§ Exercise description
In the passage on endoscopic procedures, what size of plastic tube stent was used for biliary drainage in patients with coagulation abnormalities?

§ Page extract

........

In addition, pancreatitis was defined as “worsening” when 1) worsening from mild to severe pancreatitis occurred after admission, or 2) the prognostic factor score increased from <3 to ≥3 after admission and/or the CT grade increased after the diagnosis of severe pancreatitis on admission.
Endoscopic procedures
A radial-array echoendoscope (GF-UM 2000 or GF-UE260-AL5; Olympus Co., Tokyo, Japan) or a convex-array echoendoscope (GF-UCT260, Olympus Co.) was used to perform EUS. For the processing of images from EUS, the EU-ME1 or EU-ME2 ultrasonographic system (Olympus Co.) was used.
With respect to ERCP, the standard contrast injection technique was initially used with a 4-Fr cannula (PR-104Q-1 or PR-109Q-1, Olympus Co.). In cases with no coagulation abnormalities, CBDSs were removed using balloons and/or baskets after endoscopic sphincterotomy when CBDSs were detected using cholangiography and/or intraductal ultrasonography (IDUS). Conversely, patients with coagulation abnormalities underwent EEI without endoscopic sphincterotomy for biliary drainage using a 7-Fr plastic tube stent, or elective EI after the improvement of coagulopathy. When filling defects indicative of CBDSs were not observed in the bile duct on cholangiography, IDUS was performed to detect residual CBDSs.

........

§ Information
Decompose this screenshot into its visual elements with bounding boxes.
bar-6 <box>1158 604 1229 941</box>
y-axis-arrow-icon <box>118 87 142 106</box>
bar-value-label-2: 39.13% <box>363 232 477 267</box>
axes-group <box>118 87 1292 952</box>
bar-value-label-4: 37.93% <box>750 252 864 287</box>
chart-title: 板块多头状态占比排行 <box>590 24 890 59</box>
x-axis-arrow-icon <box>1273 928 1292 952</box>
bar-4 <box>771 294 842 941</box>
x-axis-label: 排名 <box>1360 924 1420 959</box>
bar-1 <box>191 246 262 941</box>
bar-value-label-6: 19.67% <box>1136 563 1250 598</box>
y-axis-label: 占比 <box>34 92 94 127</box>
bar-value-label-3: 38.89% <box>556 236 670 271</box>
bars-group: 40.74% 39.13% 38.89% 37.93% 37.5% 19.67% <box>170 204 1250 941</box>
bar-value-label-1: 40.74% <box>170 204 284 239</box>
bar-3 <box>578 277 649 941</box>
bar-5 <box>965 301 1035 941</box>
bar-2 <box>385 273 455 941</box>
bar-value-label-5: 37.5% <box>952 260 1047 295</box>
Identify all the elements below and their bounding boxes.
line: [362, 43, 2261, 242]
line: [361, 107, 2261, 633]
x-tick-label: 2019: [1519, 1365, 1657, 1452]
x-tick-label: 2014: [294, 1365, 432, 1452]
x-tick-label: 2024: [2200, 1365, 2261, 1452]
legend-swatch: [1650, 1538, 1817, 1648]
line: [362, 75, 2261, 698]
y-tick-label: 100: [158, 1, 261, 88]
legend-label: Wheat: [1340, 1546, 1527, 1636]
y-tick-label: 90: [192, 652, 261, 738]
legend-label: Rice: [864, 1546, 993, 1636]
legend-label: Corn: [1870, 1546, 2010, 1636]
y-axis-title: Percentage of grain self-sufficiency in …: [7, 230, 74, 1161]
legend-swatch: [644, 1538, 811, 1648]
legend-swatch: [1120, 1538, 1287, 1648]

........

§ Response for this exercise
A 7-Fr plastic tube stent.